Given request - Where does the string "Modifier" appear in the records? Copy every line that contains it.

Raw records -
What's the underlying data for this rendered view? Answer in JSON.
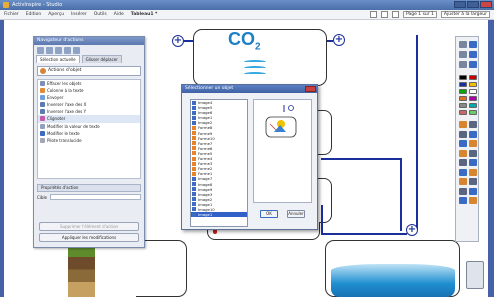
{
  "window": {
    "title": "ActivInspire - Studio"
  },
  "menubar": {
    "items": [
      "Fichier",
      "Edition",
      "Aperçu",
      "Insérer",
      "Outils",
      "Aide",
      "Tableau1 *"
    ],
    "active_index": 6,
    "page_label": "Page 1 sur 1",
    "adapt_label": "Ajuster à la largeur"
  },
  "canvas": {
    "co2_text": "CO",
    "co2_sub": "2"
  },
  "navigator": {
    "title": "Navigateur d'actions",
    "tabs": [
      "Sélection actuelle",
      "Glisser déplacer"
    ],
    "active_tab": 0,
    "selector": "Actions d'objet",
    "actions": [
      "Effacer les objets",
      "Colonne à la texte",
      "Envoyer",
      "Inverser l'axe des X",
      "Inverser l'axe des Y",
      "Clignoter",
      "Modifier la valeur de texte",
      "Modifier le texte",
      "Pilote translucide"
    ],
    "selected_action": 5,
    "props_header": "Propriétés d'action",
    "prop_label": "Cible",
    "remove_button": "Supprimer l'élément d'action",
    "apply_button": "Appliquer les modifications"
  },
  "dialog": {
    "title": "Sélectionner un objet",
    "objects": [
      "Image4",
      "Image5",
      "Image6",
      "Image1",
      "Image2",
      "Forme8",
      "Forme9",
      "Forme10",
      "Forme7",
      "Forme6",
      "Forme5",
      "Forme4",
      "Forme3",
      "Forme2",
      "Forme1",
      "Image7",
      "Image8",
      "Image9",
      "Image3",
      "Image2",
      "Image1",
      "Image10",
      "Image1"
    ],
    "selected_index": 22,
    "ok_label": "OK",
    "cancel_label": "Annuler"
  }
}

Answer below -
      "Modifier la valeur de texte",
      "Modifier le texte",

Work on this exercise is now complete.